What you will do: Reproduce the data below in full and exclude every picture.

• • • • • • •

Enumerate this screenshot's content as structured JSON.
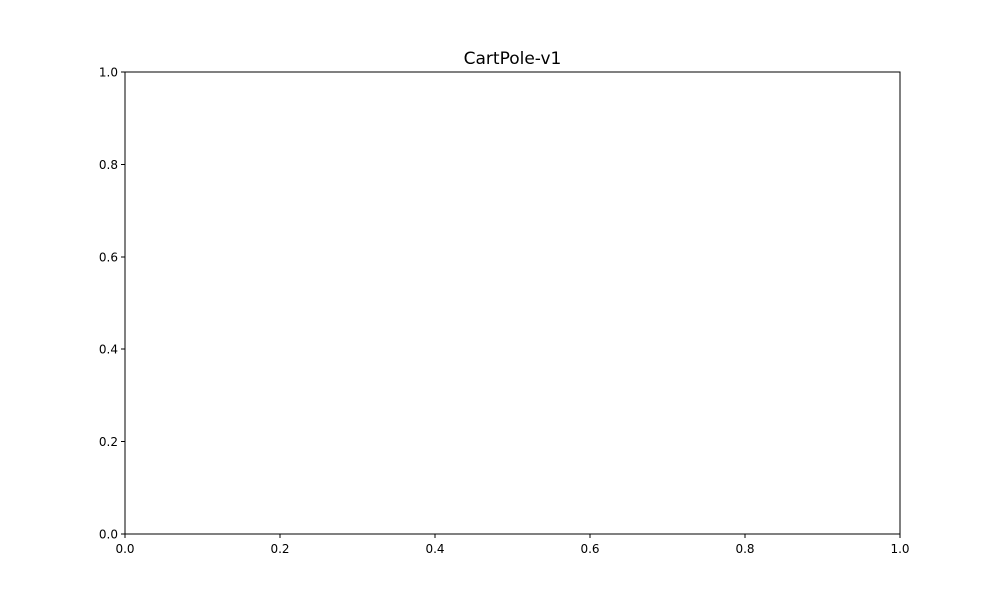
{
  "chart_data": {
    "type": "line",
    "title": "CartPole-v1",
    "xlabel": "",
    "ylabel": "",
    "xlim": [
      0.0,
      1.0
    ],
    "ylim": [
      0.0,
      1.0
    ],
    "x_ticks": [
      0.0,
      0.2,
      0.4,
      0.6,
      0.8,
      1.0
    ],
    "x_tick_labels": [
      "0.0",
      "0.2",
      "0.4",
      "0.6",
      "0.8",
      "1.0"
    ],
    "y_ticks": [
      0.0,
      0.2,
      0.4,
      0.6,
      0.8,
      1.0
    ],
    "y_tick_labels": [
      "0.0",
      "0.2",
      "0.4",
      "0.6",
      "0.8",
      "1.0"
    ],
    "grid": false,
    "series": []
  },
  "colors": {
    "background": "#ffffff",
    "axes": "#000000"
  }
}
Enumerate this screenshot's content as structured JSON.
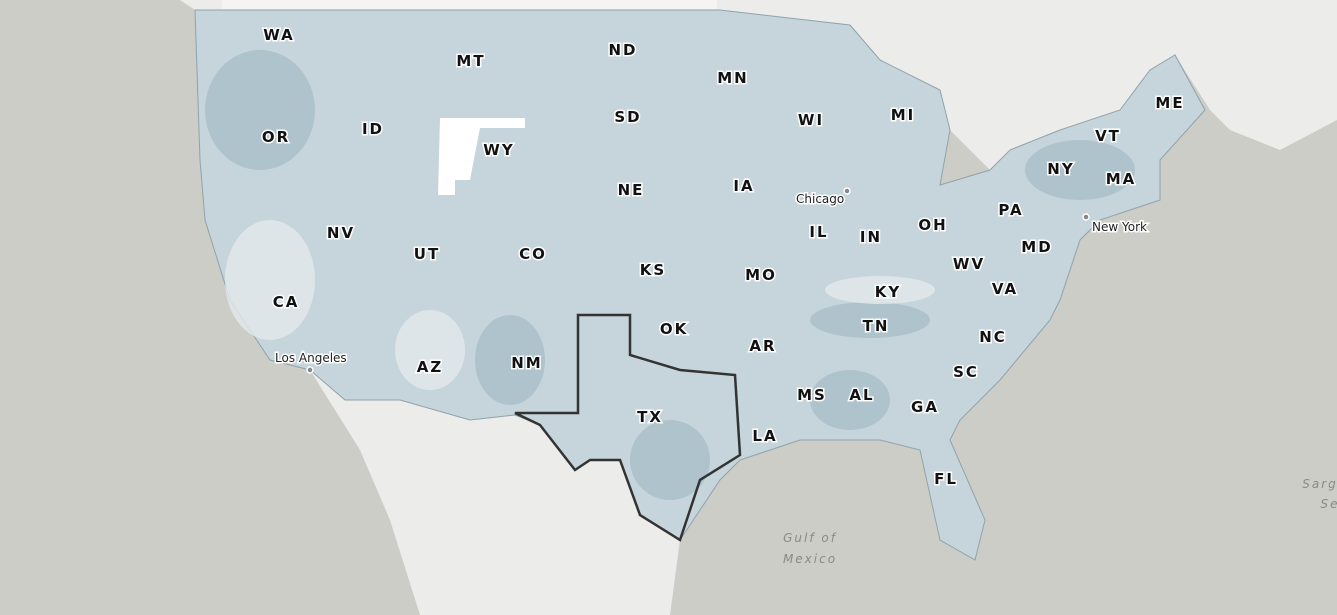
{
  "map": {
    "colors": {
      "water": "#cccdc6",
      "land": "#ececea",
      "county_fill": "#c6d5db",
      "county_fill_dark": "#9fb8c1",
      "county_fill_light": "#dfe7ea",
      "county_border": "#8fa3ab",
      "highlight_border": "#333333"
    },
    "highlighted_state": "TX",
    "states": [
      "WA",
      "MT",
      "ND",
      "MN",
      "OR",
      "ID",
      "SD",
      "WI",
      "MI",
      "ME",
      "WY",
      "VT",
      "NY",
      "MA",
      "NE",
      "IA",
      "PA",
      "NV",
      "UT",
      "CO",
      "IL",
      "IN",
      "OH",
      "MD",
      "WV",
      "KS",
      "MO",
      "VA",
      "CA",
      "KY",
      "OK",
      "TN",
      "NC",
      "AR",
      "AZ",
      "NM",
      "SC",
      "MS",
      "AL",
      "GA",
      "TX",
      "LA",
      "FL"
    ],
    "cities": [
      "Chicago",
      "New York",
      "Los Angeles"
    ],
    "water_labels": {
      "gulf_line1": "Gulf of",
      "gulf_line2": "Mexico",
      "sargasso_line1": "Sarg",
      "sargasso_line2": "Se"
    }
  }
}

• • • • • • •

Output of the exercise:
Enumerate this screenshot's content as structured JSON.
{
  "chart_data": {
    "type": "line",
    "title": "CartPole-v1",
    "xlabel": "",
    "ylabel": "",
    "xlim": [
      0.0,
      1.0
    ],
    "ylim": [
      0.0,
      1.0
    ],
    "x_ticks": [
      0.0,
      0.2,
      0.4,
      0.6,
      0.8,
      1.0
    ],
    "x_tick_labels": [
      "0.0",
      "0.2",
      "0.4",
      "0.6",
      "0.8",
      "1.0"
    ],
    "y_ticks": [
      0.0,
      0.2,
      0.4,
      0.6,
      0.8,
      1.0
    ],
    "y_tick_labels": [
      "0.0",
      "0.2",
      "0.4",
      "0.6",
      "0.8",
      "1.0"
    ],
    "grid": false,
    "series": []
  },
  "colors": {
    "background": "#ffffff",
    "axes": "#000000"
  }
}
Enumerate this screenshot's content as structured JSON.
{
  "map": {
    "colors": {
      "water": "#cccdc6",
      "land": "#ececea",
      "county_fill": "#c6d5db",
      "county_fill_dark": "#9fb8c1",
      "county_fill_light": "#dfe7ea",
      "county_border": "#8fa3ab",
      "highlight_border": "#333333"
    },
    "highlighted_state": "TX",
    "states": [
      "WA",
      "MT",
      "ND",
      "MN",
      "OR",
      "ID",
      "SD",
      "WI",
      "MI",
      "ME",
      "WY",
      "VT",
      "NY",
      "MA",
      "NE",
      "IA",
      "PA",
      "NV",
      "UT",
      "CO",
      "IL",
      "IN",
      "OH",
      "MD",
      "WV",
      "KS",
      "MO",
      "VA",
      "CA",
      "KY",
      "OK",
      "TN",
      "NC",
      "AR",
      "AZ",
      "NM",
      "SC",
      "MS",
      "AL",
      "GA",
      "TX",
      "LA",
      "FL"
    ],
    "cities": [
      "Chicago",
      "New York",
      "Los Angeles"
    ],
    "water_labels": {
      "gulf_line1": "Gulf of",
      "gulf_line2": "Mexico",
      "sargasso_line1": "Sarg",
      "sargasso_line2": "Se"
    }
  }
}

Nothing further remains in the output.